**Texte à lire**
-- -- --
Sans doute a-t-il rompu avec son beau-frère toutes relations personnelles, tout rapport direct. En vain Murat lui adresse lettres sur lettres, des lettres explicatives, confidentielles, invocatrices des anciens souvenirs et des longs dévouemens, des lettres désespérées et passionnées, telles qu’en écrirait un amant dont l’ardeur s’exaspérerait par les rebuffades et les rigueurs de l’être adoré. Ce ton tour à tour pathétique et larmoyant n’a nullement le don d’émouvoir l’Empereur ; aux effusions du Roi, il n’oppose que le silence : il le laisse continuer, sans lui donner la réplique, son solo d’amour. Durant toute cette phase, pas une lettre, pas une ligne, pas un mot en réponse. Toutefois, ce n’est point seulement par intermédiaires officiels, par son ministre des Relations extérieures, par son ministre auprès de la cour napolitaine, par le maréchal Pérignon renvoyé d’autorité à Naples, qu’il entend signifier ses volontés. Il veut faire passer au Roi un dernier avertissement privé, un ultimatum à la fois indirect et intime, un suprême rappel.
-- -- --
**Exercice**
D'après le texte à lire, quel maréchal l'Empereur renvoie-t-il d'autorité à Naples ?
-- -- --
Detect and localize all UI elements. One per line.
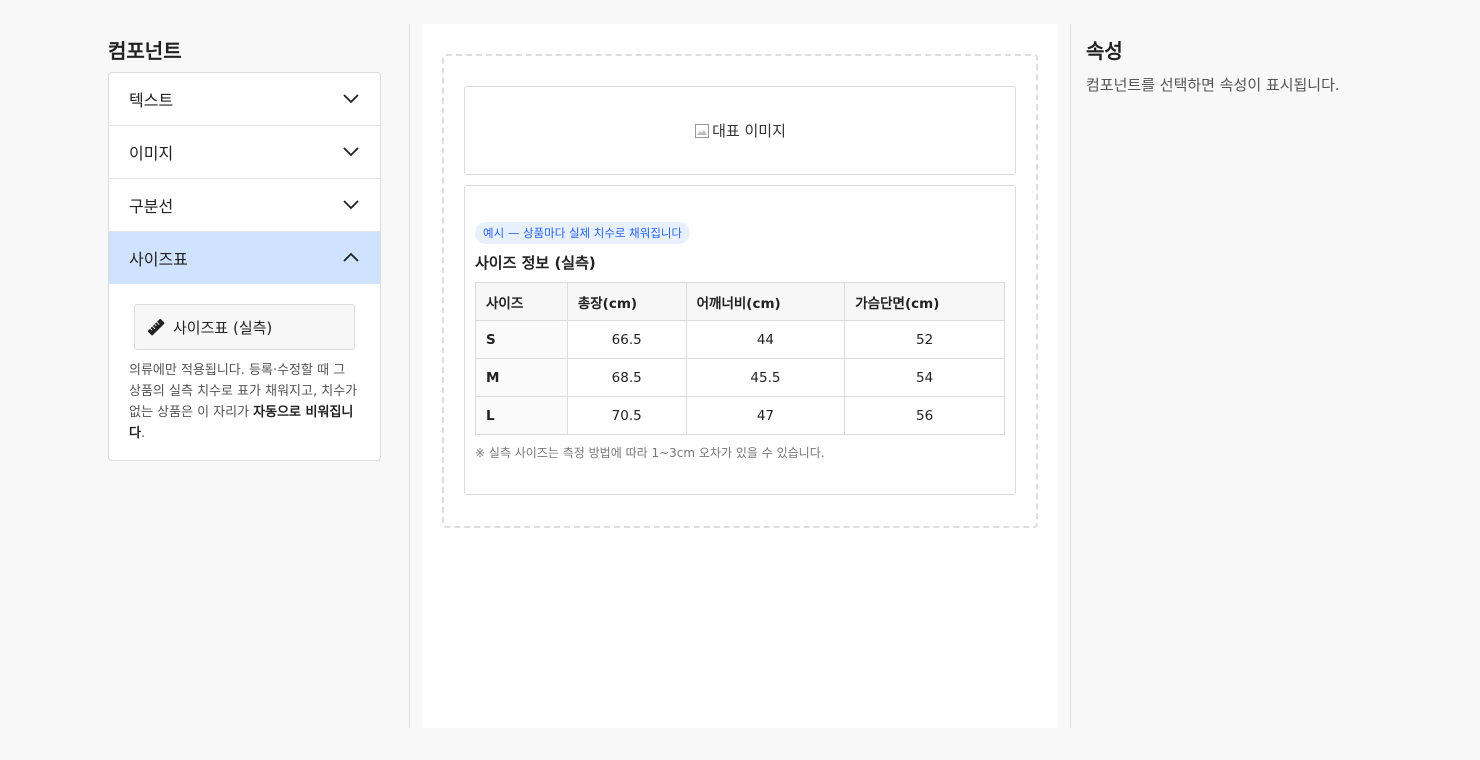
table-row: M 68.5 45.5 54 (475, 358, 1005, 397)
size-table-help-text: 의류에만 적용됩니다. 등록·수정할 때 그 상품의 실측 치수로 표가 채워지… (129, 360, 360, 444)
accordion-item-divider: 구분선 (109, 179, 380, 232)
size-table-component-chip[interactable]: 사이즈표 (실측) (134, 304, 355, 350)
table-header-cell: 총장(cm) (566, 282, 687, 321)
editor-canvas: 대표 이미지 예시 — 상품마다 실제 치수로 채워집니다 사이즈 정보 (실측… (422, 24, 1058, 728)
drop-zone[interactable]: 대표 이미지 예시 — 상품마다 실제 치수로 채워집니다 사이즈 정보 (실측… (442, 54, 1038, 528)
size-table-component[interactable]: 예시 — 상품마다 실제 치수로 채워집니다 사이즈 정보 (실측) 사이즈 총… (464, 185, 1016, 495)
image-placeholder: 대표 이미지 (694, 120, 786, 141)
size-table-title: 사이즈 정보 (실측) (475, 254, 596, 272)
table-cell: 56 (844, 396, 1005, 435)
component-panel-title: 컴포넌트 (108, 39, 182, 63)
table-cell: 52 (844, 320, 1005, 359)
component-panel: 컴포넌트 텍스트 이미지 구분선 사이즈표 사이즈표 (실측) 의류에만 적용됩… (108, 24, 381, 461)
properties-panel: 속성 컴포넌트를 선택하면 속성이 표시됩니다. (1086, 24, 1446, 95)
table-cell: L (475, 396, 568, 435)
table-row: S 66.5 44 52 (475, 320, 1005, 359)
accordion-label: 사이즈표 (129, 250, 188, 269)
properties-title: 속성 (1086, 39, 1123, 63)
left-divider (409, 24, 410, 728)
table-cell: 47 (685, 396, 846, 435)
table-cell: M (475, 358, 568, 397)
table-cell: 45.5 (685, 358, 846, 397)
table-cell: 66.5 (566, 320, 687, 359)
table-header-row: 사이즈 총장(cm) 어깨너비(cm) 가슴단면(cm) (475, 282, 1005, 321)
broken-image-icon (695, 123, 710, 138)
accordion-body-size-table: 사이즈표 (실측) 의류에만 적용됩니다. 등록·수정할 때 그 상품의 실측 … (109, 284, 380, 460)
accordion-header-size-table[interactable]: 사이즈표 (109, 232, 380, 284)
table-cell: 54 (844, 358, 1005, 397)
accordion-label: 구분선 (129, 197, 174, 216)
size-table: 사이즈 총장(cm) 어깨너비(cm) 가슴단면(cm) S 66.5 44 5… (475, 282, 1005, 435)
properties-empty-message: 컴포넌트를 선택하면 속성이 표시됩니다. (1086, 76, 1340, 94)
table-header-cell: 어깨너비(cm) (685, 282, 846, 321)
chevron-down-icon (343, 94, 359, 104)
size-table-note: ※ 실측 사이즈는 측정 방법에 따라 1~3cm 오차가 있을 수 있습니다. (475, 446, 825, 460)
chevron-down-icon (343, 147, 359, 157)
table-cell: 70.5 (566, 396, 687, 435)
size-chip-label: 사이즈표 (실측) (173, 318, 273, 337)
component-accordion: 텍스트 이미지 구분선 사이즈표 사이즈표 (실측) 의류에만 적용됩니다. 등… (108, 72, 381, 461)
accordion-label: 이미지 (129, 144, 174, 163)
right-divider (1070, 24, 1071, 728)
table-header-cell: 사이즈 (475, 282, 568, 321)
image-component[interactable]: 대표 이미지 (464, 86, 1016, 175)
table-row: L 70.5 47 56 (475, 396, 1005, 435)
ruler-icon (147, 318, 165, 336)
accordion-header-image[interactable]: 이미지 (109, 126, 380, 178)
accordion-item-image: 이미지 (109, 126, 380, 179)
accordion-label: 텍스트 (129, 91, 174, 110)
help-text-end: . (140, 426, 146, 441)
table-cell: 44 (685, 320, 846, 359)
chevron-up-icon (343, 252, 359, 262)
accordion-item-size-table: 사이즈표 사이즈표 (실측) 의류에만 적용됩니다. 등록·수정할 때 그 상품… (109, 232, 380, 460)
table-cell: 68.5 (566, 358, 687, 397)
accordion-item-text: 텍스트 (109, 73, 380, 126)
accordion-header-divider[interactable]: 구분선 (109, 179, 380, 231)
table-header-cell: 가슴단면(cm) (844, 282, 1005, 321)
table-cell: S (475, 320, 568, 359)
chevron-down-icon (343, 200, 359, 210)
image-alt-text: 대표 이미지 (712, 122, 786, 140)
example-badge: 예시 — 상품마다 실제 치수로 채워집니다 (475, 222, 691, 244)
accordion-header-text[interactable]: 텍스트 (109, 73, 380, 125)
-- -- --
**Réponse**
Le maréchal Pérignon.